### INSTRUCTIONS TO FOLLOW
Within the data below, state how many lines contain the string "ventes". Provide the number only.

### GIVEN DATA
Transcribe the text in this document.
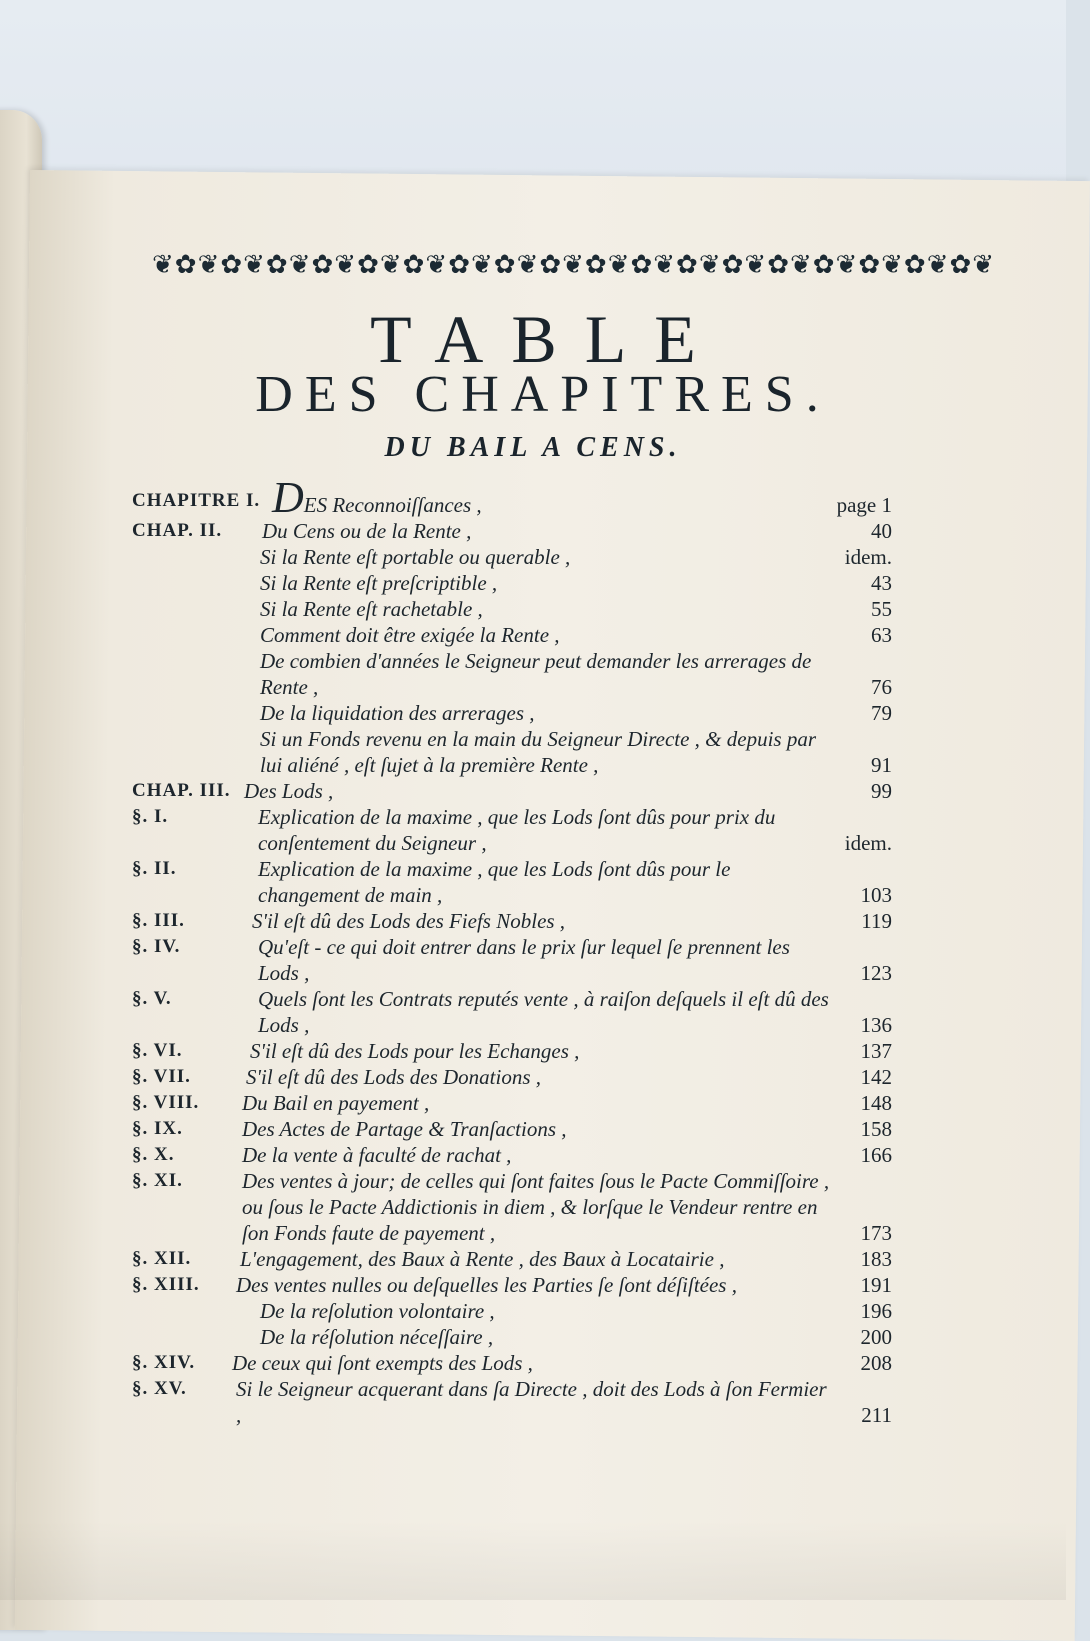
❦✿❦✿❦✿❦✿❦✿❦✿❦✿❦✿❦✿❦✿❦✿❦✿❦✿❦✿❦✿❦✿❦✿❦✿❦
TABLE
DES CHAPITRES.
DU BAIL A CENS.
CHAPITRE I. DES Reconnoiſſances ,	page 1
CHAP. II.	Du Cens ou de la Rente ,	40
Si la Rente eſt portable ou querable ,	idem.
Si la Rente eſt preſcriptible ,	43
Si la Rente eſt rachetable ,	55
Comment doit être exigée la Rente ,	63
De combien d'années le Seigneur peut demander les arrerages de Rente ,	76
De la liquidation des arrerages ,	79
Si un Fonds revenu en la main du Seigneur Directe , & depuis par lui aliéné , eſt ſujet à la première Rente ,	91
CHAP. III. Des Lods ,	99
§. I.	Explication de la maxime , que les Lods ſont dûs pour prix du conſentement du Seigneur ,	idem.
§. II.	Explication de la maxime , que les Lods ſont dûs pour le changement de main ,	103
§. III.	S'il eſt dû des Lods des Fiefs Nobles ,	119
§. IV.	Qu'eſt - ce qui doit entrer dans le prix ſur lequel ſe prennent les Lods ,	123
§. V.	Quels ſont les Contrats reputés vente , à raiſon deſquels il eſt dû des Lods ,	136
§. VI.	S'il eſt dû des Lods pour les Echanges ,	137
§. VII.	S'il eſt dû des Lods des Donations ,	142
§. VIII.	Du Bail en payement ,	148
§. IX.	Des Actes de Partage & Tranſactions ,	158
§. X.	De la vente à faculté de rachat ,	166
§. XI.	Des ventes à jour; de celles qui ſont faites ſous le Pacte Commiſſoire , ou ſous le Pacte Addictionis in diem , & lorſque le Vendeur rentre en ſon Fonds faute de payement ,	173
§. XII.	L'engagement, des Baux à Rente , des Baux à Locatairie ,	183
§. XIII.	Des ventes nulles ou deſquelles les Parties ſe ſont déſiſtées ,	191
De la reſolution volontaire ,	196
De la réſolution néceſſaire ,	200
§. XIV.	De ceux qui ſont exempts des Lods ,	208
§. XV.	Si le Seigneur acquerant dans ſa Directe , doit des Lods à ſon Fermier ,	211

---

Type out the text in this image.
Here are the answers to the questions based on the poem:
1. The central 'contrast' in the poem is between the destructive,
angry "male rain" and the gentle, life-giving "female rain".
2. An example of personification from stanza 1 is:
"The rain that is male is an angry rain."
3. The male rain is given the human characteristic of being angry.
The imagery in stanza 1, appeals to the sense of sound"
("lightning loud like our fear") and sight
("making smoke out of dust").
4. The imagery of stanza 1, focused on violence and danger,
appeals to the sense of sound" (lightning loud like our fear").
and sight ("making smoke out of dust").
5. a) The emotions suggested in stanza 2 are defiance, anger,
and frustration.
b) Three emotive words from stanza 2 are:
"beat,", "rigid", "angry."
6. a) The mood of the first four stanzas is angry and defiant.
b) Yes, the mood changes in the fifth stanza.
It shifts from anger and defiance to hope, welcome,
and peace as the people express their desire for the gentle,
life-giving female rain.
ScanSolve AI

### COMPLETED EXERCISE
2